— Challenge —
Give every line again exactly as it appears, please, but not the pictures.

— Given data —
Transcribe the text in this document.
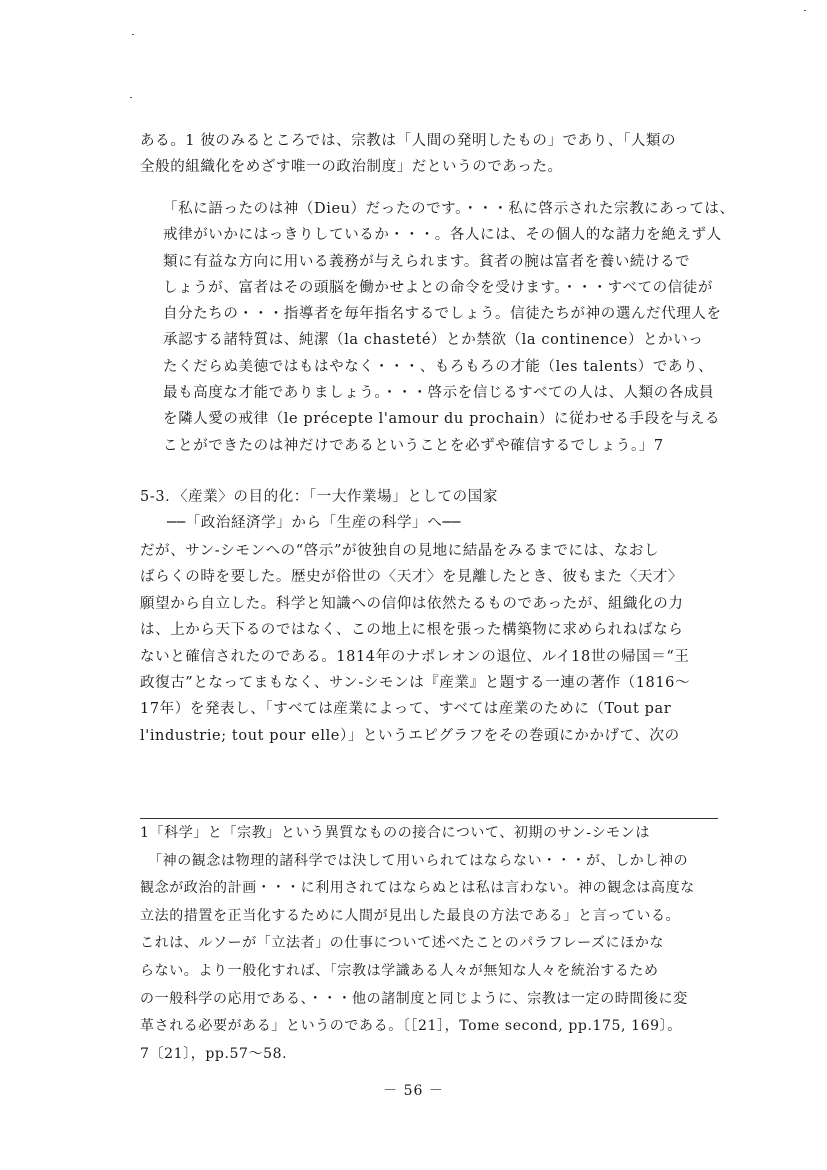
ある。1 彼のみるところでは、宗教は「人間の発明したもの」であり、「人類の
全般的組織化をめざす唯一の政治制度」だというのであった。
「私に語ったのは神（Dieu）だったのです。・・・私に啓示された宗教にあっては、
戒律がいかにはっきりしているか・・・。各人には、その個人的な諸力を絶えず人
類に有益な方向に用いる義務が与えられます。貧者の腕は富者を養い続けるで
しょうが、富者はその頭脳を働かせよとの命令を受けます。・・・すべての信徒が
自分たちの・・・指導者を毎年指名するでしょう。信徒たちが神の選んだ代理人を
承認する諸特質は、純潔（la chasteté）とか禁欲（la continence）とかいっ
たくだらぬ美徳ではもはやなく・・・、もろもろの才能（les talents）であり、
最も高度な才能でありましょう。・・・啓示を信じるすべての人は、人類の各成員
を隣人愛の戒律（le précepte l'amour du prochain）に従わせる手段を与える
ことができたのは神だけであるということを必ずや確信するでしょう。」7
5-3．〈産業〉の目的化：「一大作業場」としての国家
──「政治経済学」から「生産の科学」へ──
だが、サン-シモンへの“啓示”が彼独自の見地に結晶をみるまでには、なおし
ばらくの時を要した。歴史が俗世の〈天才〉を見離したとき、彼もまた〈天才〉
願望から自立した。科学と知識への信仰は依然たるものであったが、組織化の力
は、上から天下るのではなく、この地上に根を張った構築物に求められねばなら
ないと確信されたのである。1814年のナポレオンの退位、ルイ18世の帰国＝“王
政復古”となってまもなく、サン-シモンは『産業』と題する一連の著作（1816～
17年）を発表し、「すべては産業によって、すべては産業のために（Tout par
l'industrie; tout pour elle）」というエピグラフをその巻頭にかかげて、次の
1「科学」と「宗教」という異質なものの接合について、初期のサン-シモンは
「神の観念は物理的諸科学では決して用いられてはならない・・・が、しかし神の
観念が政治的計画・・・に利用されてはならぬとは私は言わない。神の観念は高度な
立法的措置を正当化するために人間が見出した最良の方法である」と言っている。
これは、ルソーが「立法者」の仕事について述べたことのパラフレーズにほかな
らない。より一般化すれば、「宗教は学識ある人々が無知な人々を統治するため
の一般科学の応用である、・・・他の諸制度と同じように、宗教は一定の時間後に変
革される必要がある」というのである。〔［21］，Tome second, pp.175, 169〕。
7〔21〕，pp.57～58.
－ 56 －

— Exercise solution —
Transcribe the text in this document.
ある。1 彼のみるところでは、宗教は「人間の発明したもの」であり、「人類の
全般的組織化をめざす唯一の政治制度」だというのであった。
「私に語ったのは神（Dieu）だったのです。・・・私に啓示された宗教にあっては、
戒律がいかにはっきりしているか・・・。各人には、その個人的な諸力を絶えず人
類に有益な方向に用いる義務が与えられます。貧者の腕は富者を養い続けるで
しょうが、富者はその頭脳を働かせよとの命令を受けます。・・・すべての信徒が
自分たちの・・・指導者を毎年指名するでしょう。信徒たちが神の選んだ代理人を
承認する諸特質は、純潔（la chasteté）とか禁欲（la continence）とかいっ
たくだらぬ美徳ではもはやなく・・・、もろもろの才能（les talents）であり、
最も高度な才能でありましょう。・・・啓示を信じるすべての人は、人類の各成員
を隣人愛の戒律（le précepte l'amour du prochain）に従わせる手段を与える
ことができたのは神だけであるということを必ずや確信するでしょう。」7
5-3．〈産業〉の目的化：「一大作業場」としての国家
──「政治経済学」から「生産の科学」へ──
だが、サン-シモンへの“啓示”が彼独自の見地に結晶をみるまでには、なおし
ばらくの時を要した。歴史が俗世の〈天才〉を見離したとき、彼もまた〈天才〉
願望から自立した。科学と知識への信仰は依然たるものであったが、組織化の力
は、上から天下るのではなく、この地上に根を張った構築物に求められねばなら
ないと確信されたのである。1814年のナポレオンの退位、ルイ18世の帰国＝“王
政復古”となってまもなく、サン-シモンは『産業』と題する一連の著作（1816～
17年）を発表し、「すべては産業によって、すべては産業のために（Tout par
l'industrie; tout pour elle）」というエピグラフをその巻頭にかかげて、次の
1「科学」と「宗教」という異質なものの接合について、初期のサン-シモンは
「神の観念は物理的諸科学では決して用いられてはならない・・・が、しかし神の
観念が政治的計画・・・に利用されてはならぬとは私は言わない。神の観念は高度な
立法的措置を正当化するために人間が見出した最良の方法である」と言っている。
これは、ルソーが「立法者」の仕事について述べたことのパラフレーズにほかな
らない。より一般化すれば、「宗教は学識ある人々が無知な人々を統治するため
の一般科学の応用である、・・・他の諸制度と同じように、宗教は一定の時間後に変
革される必要がある」というのである。〔［21］，Tome second, pp.175, 169〕。
7〔21〕，pp.57～58.
－ 56 －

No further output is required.